**DO THIS:** Read the records and gather each line that includes "resuscitation".

## start INPUT DATA

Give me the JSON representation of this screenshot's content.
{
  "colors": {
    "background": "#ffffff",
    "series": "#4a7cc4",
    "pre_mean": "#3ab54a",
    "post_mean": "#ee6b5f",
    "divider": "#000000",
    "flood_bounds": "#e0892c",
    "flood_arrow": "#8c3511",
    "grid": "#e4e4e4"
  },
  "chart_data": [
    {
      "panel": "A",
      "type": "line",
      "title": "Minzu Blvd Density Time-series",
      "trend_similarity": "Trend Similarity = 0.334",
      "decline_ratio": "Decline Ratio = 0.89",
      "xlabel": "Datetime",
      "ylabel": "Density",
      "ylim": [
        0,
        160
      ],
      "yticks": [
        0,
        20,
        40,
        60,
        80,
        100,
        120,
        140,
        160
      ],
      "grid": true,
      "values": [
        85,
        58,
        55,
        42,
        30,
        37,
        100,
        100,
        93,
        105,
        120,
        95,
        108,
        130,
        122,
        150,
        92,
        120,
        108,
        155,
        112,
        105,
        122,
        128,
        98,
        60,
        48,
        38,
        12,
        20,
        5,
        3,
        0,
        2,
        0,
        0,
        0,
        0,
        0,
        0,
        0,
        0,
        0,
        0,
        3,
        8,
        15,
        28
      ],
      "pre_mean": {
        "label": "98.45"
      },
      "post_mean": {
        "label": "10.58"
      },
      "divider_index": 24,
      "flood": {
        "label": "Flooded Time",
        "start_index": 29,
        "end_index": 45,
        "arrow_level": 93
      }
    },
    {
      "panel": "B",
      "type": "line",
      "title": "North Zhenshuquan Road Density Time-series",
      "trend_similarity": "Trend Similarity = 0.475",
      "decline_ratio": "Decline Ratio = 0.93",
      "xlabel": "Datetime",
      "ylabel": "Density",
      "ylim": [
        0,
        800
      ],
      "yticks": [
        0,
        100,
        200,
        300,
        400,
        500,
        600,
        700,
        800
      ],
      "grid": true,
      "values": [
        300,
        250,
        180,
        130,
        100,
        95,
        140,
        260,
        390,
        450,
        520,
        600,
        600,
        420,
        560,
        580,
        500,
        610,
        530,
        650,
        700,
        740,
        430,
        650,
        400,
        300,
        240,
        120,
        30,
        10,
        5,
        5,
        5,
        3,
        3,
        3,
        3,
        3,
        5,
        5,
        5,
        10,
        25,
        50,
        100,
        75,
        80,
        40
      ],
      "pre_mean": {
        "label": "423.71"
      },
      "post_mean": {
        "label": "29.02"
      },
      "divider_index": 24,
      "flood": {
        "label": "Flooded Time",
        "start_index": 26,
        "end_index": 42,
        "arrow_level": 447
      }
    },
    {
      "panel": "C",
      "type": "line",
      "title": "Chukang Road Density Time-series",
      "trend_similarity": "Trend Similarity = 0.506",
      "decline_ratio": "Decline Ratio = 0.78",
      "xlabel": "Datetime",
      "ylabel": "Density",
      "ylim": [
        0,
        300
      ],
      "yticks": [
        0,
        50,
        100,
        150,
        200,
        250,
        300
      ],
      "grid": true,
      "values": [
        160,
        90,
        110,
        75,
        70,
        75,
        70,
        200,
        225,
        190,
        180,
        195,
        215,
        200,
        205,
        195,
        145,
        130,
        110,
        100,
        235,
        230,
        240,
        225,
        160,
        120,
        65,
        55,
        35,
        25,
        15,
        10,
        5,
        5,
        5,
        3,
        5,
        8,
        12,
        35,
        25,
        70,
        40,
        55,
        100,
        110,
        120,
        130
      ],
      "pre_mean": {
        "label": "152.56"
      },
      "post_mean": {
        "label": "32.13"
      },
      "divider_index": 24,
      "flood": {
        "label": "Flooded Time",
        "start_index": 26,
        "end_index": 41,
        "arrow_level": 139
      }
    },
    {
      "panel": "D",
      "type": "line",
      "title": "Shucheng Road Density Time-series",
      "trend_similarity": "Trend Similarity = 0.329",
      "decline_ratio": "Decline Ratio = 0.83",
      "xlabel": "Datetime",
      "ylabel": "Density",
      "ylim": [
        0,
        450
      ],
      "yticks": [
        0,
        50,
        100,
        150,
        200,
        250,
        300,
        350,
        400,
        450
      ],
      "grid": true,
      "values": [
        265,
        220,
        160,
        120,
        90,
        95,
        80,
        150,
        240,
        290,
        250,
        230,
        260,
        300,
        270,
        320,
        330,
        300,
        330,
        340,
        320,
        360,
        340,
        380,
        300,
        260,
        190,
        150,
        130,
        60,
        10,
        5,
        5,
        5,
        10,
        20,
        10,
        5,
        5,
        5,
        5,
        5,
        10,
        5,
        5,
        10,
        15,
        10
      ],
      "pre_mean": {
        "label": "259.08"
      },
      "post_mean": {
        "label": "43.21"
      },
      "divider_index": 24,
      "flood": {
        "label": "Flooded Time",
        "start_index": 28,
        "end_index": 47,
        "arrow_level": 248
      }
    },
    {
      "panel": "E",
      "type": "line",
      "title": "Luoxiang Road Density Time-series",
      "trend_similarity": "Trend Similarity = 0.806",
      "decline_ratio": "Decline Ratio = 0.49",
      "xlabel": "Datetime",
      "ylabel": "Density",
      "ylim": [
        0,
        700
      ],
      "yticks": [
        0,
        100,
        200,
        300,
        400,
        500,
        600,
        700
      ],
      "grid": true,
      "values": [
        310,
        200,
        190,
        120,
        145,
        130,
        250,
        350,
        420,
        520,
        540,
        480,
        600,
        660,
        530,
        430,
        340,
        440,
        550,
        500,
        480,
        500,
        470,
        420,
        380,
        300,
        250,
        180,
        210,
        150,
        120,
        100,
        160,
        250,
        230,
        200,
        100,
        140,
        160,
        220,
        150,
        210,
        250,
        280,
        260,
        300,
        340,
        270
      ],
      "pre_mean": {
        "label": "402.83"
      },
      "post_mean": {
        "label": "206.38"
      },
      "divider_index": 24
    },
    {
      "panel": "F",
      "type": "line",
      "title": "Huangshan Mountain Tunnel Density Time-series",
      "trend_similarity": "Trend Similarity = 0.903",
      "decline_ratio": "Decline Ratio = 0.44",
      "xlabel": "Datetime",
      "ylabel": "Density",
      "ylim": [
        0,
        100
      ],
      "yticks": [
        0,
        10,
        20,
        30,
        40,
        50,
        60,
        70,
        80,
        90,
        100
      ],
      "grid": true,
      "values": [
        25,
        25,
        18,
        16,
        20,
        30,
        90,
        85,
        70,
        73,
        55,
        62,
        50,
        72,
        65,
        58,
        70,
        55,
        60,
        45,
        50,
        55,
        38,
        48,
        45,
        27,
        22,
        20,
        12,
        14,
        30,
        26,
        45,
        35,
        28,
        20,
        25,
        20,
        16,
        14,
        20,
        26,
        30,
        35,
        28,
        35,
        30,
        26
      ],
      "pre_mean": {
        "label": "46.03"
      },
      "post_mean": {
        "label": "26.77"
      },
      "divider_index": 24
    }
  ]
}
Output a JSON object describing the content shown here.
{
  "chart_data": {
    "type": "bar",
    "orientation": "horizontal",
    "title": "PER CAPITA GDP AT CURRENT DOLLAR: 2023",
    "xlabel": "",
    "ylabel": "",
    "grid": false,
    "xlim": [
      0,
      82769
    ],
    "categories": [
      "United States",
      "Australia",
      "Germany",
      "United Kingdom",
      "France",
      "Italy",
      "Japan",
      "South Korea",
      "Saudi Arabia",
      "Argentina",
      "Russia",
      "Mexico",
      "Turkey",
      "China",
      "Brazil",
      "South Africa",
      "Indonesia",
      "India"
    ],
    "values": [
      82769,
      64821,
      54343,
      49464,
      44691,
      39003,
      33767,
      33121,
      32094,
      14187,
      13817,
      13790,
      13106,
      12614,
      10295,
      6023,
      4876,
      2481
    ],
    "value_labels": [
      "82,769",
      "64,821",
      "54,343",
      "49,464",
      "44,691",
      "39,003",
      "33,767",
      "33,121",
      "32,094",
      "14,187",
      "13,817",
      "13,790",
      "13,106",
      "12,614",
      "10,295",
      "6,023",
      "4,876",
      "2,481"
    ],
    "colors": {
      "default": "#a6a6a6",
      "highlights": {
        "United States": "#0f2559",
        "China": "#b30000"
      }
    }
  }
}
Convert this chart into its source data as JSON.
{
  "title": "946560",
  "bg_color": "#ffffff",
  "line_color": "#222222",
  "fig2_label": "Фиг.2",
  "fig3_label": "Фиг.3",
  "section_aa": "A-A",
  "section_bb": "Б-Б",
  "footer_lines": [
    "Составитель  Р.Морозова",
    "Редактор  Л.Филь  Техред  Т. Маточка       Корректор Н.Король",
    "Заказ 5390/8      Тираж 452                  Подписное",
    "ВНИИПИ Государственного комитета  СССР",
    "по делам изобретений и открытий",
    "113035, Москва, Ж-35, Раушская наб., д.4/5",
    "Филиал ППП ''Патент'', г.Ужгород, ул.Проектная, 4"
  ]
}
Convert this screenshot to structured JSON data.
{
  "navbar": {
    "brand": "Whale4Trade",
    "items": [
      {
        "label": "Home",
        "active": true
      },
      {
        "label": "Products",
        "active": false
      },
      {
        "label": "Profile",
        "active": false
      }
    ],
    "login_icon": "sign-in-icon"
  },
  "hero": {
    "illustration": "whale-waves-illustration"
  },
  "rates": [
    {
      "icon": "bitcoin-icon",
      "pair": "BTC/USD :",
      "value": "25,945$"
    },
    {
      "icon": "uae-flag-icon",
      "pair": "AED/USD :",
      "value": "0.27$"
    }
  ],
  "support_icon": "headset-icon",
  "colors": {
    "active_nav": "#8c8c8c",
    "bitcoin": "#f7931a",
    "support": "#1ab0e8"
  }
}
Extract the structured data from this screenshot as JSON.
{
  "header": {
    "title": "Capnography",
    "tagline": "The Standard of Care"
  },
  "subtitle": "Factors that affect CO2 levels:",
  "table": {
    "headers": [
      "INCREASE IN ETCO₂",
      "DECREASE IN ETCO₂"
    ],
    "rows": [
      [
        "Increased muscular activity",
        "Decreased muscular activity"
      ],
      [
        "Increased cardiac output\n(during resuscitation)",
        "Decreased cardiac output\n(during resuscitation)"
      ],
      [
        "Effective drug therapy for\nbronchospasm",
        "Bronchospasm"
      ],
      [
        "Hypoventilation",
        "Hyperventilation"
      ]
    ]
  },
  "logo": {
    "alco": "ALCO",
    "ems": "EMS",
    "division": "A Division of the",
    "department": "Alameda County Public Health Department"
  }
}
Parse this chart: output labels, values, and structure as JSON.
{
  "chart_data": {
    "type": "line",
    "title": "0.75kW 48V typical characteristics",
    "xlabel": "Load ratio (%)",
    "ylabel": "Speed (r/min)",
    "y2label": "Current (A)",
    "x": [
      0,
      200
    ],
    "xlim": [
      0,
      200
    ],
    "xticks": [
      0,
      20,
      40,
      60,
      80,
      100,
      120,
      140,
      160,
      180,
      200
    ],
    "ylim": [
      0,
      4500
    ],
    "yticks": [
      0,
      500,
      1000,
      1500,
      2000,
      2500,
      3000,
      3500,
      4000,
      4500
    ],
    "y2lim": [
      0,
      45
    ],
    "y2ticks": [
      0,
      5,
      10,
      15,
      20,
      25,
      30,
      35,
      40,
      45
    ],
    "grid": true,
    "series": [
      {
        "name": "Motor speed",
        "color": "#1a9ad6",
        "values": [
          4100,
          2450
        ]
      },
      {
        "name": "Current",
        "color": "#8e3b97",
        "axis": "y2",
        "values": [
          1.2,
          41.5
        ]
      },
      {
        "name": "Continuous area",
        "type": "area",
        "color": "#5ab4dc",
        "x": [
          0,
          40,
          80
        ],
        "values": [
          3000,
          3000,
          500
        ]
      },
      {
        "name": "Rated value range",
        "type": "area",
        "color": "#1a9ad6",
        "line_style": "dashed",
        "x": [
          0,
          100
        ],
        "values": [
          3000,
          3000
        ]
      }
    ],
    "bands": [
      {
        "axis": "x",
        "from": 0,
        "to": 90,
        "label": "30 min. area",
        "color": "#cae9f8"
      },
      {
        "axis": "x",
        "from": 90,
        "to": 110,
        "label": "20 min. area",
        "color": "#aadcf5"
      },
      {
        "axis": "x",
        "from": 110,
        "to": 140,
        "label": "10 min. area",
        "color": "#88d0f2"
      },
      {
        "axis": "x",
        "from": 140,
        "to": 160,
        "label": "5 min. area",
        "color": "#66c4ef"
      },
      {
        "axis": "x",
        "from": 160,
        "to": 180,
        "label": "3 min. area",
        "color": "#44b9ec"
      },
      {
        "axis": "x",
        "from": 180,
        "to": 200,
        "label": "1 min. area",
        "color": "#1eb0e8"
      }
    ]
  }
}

## end INPUT DATA

**OUTPUT BELOW:**
        "Increased cardiac output\n(during resuscitation)",
        "Decreased cardiac output\n(during resuscitation)"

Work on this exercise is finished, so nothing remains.